::: WORKING DATA

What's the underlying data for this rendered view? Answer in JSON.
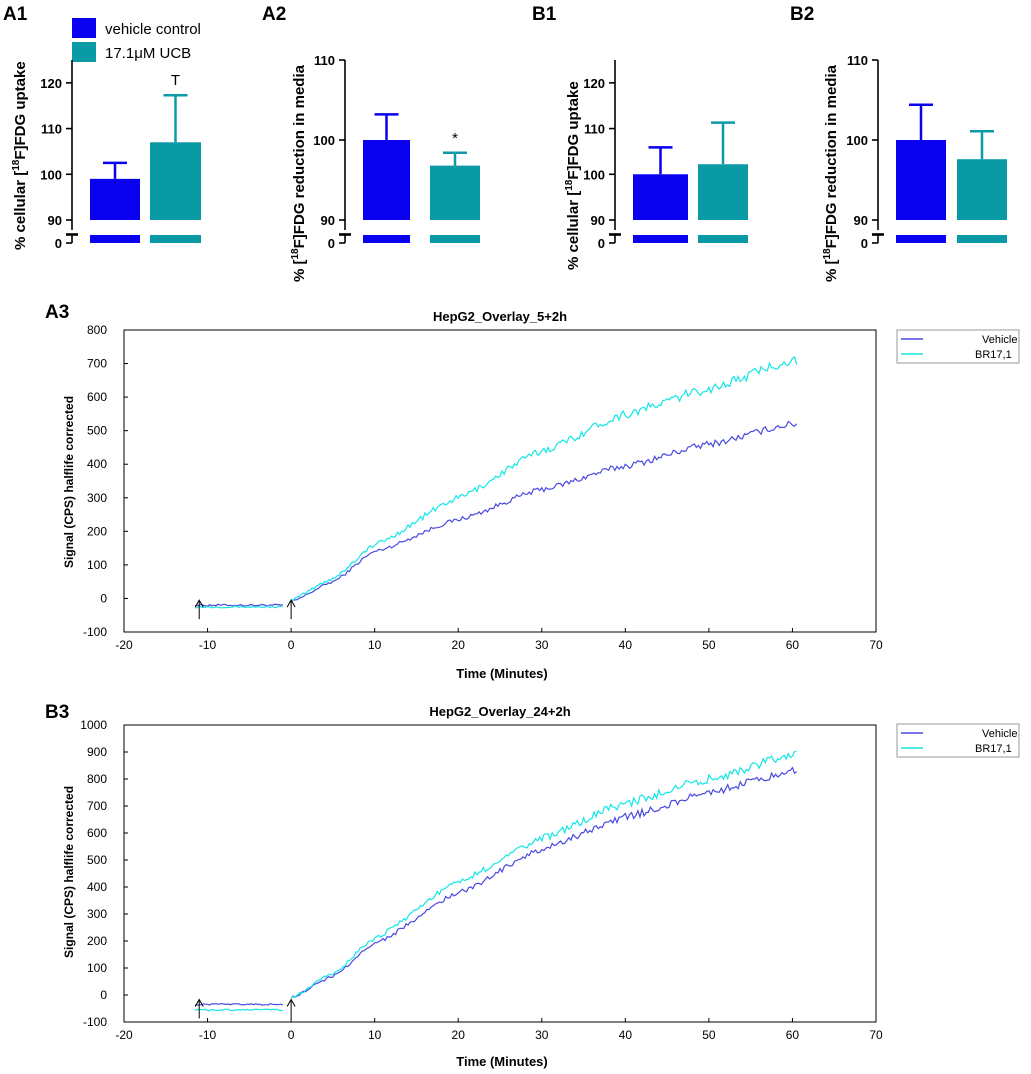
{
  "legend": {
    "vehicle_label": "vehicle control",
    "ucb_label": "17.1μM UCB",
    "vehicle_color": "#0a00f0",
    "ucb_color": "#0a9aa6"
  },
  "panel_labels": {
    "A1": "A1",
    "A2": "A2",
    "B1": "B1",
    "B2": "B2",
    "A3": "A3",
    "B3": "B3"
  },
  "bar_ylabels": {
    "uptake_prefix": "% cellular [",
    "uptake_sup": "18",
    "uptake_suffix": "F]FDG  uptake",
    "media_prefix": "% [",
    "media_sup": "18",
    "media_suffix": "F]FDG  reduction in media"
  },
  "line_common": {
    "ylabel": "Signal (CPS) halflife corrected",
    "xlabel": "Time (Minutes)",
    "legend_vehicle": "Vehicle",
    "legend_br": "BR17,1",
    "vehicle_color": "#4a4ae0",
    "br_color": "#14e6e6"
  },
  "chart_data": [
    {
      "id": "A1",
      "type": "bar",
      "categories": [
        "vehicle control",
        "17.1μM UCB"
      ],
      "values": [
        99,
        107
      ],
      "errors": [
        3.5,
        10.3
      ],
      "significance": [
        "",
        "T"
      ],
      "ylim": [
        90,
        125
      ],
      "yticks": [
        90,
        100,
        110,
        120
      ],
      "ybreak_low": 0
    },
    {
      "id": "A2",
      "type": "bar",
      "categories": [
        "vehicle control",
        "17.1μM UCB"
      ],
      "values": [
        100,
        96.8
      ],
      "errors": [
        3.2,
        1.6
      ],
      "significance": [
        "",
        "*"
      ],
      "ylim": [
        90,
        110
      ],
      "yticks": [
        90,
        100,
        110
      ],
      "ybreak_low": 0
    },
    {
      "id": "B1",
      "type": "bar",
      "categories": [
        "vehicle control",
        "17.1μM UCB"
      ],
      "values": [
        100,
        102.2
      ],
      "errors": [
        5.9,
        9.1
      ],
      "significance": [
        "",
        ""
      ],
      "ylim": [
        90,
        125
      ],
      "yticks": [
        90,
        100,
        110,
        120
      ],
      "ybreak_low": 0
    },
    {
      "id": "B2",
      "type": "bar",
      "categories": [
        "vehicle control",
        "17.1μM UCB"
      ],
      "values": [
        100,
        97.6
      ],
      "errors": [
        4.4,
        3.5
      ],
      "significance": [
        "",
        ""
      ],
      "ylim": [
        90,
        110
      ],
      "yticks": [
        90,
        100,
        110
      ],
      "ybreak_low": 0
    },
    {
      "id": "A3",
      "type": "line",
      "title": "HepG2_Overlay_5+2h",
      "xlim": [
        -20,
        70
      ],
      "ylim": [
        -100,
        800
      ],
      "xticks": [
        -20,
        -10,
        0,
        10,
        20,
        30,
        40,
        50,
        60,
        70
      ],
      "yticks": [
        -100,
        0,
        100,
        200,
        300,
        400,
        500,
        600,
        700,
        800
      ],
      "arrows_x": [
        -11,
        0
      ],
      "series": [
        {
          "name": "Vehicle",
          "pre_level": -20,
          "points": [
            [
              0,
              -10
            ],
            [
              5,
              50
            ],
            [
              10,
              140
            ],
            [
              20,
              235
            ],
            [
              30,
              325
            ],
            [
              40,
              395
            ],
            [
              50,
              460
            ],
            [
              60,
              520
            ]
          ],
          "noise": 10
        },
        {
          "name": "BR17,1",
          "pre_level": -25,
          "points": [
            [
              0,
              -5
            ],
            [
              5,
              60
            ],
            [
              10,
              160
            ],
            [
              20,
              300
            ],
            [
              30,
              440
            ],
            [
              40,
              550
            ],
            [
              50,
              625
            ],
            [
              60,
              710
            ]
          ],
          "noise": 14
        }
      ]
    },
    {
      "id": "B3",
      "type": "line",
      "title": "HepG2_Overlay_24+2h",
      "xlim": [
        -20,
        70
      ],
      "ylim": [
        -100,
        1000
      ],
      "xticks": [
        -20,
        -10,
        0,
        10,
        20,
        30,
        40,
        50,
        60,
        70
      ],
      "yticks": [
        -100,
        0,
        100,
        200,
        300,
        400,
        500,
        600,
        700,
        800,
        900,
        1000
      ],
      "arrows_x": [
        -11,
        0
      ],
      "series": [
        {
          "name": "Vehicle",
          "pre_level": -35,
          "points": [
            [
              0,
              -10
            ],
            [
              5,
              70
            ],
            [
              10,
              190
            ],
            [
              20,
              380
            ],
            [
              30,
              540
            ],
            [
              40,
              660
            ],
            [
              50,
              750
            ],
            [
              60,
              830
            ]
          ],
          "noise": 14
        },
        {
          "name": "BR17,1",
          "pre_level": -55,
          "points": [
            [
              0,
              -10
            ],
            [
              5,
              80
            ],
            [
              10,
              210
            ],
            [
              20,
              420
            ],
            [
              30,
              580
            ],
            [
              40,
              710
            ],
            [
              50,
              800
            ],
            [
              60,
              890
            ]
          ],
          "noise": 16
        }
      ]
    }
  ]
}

::::::

Repeat the data exactly in full, omitting its pictures.

- THE RESPONSE -
What's the underlying data for this rendered view? Answer in JSON.
{
  "legend": {
    "vehicle_label": "vehicle control",
    "ucb_label": "17.1μM UCB",
    "vehicle_color": "#0a00f0",
    "ucb_color": "#0a9aa6"
  },
  "panel_labels": {
    "A1": "A1",
    "A2": "A2",
    "B1": "B1",
    "B2": "B2",
    "A3": "A3",
    "B3": "B3"
  },
  "bar_ylabels": {
    "uptake_prefix": "% cellular [",
    "uptake_sup": "18",
    "uptake_suffix": "F]FDG  uptake",
    "media_prefix": "% [",
    "media_sup": "18",
    "media_suffix": "F]FDG  reduction in media"
  },
  "line_common": {
    "ylabel": "Signal (CPS) halflife corrected",
    "xlabel": "Time (Minutes)",
    "legend_vehicle": "Vehicle",
    "legend_br": "BR17,1",
    "vehicle_color": "#4a4ae0",
    "br_color": "#14e6e6"
  },
  "chart_data": [
    {
      "id": "A1",
      "type": "bar",
      "categories": [
        "vehicle control",
        "17.1μM UCB"
      ],
      "values": [
        99,
        107
      ],
      "errors": [
        3.5,
        10.3
      ],
      "significance": [
        "",
        "T"
      ],
      "ylim": [
        90,
        125
      ],
      "yticks": [
        90,
        100,
        110,
        120
      ],
      "ybreak_low": 0
    },
    {
      "id": "A2",
      "type": "bar",
      "categories": [
        "vehicle control",
        "17.1μM UCB"
      ],
      "values": [
        100,
        96.8
      ],
      "errors": [
        3.2,
        1.6
      ],
      "significance": [
        "",
        "*"
      ],
      "ylim": [
        90,
        110
      ],
      "yticks": [
        90,
        100,
        110
      ],
      "ybreak_low": 0
    },
    {
      "id": "B1",
      "type": "bar",
      "categories": [
        "vehicle control",
        "17.1μM UCB"
      ],
      "values": [
        100,
        102.2
      ],
      "errors": [
        5.9,
        9.1
      ],
      "significance": [
        "",
        ""
      ],
      "ylim": [
        90,
        125
      ],
      "yticks": [
        90,
        100,
        110,
        120
      ],
      "ybreak_low": 0
    },
    {
      "id": "B2",
      "type": "bar",
      "categories": [
        "vehicle control",
        "17.1μM UCB"
      ],
      "values": [
        100,
        97.6
      ],
      "errors": [
        4.4,
        3.5
      ],
      "significance": [
        "",
        ""
      ],
      "ylim": [
        90,
        110
      ],
      "yticks": [
        90,
        100,
        110
      ],
      "ybreak_low": 0
    },
    {
      "id": "A3",
      "type": "line",
      "title": "HepG2_Overlay_5+2h",
      "xlim": [
        -20,
        70
      ],
      "ylim": [
        -100,
        800
      ],
      "xticks": [
        -20,
        -10,
        0,
        10,
        20,
        30,
        40,
        50,
        60,
        70
      ],
      "yticks": [
        -100,
        0,
        100,
        200,
        300,
        400,
        500,
        600,
        700,
        800
      ],
      "arrows_x": [
        -11,
        0
      ],
      "series": [
        {
          "name": "Vehicle",
          "pre_level": -20,
          "points": [
            [
              0,
              -10
            ],
            [
              5,
              50
            ],
            [
              10,
              140
            ],
            [
              20,
              235
            ],
            [
              30,
              325
            ],
            [
              40,
              395
            ],
            [
              50,
              460
            ],
            [
              60,
              520
            ]
          ],
          "noise": 10
        },
        {
          "name": "BR17,1",
          "pre_level": -25,
          "points": [
            [
              0,
              -5
            ],
            [
              5,
              60
            ],
            [
              10,
              160
            ],
            [
              20,
              300
            ],
            [
              30,
              440
            ],
            [
              40,
              550
            ],
            [
              50,
              625
            ],
            [
              60,
              710
            ]
          ],
          "noise": 14
        }
      ]
    },
    {
      "id": "B3",
      "type": "line",
      "title": "HepG2_Overlay_24+2h",
      "xlim": [
        -20,
        70
      ],
      "ylim": [
        -100,
        1000
      ],
      "xticks": [
        -20,
        -10,
        0,
        10,
        20,
        30,
        40,
        50,
        60,
        70
      ],
      "yticks": [
        -100,
        0,
        100,
        200,
        300,
        400,
        500,
        600,
        700,
        800,
        900,
        1000
      ],
      "arrows_x": [
        -11,
        0
      ],
      "series": [
        {
          "name": "Vehicle",
          "pre_level": -35,
          "points": [
            [
              0,
              -10
            ],
            [
              5,
              70
            ],
            [
              10,
              190
            ],
            [
              20,
              380
            ],
            [
              30,
              540
            ],
            [
              40,
              660
            ],
            [
              50,
              750
            ],
            [
              60,
              830
            ]
          ],
          "noise": 14
        },
        {
          "name": "BR17,1",
          "pre_level": -55,
          "points": [
            [
              0,
              -10
            ],
            [
              5,
              80
            ],
            [
              10,
              210
            ],
            [
              20,
              420
            ],
            [
              30,
              580
            ],
            [
              40,
              710
            ],
            [
              50,
              800
            ],
            [
              60,
              890
            ]
          ],
          "noise": 16
        }
      ]
    }
  ]
}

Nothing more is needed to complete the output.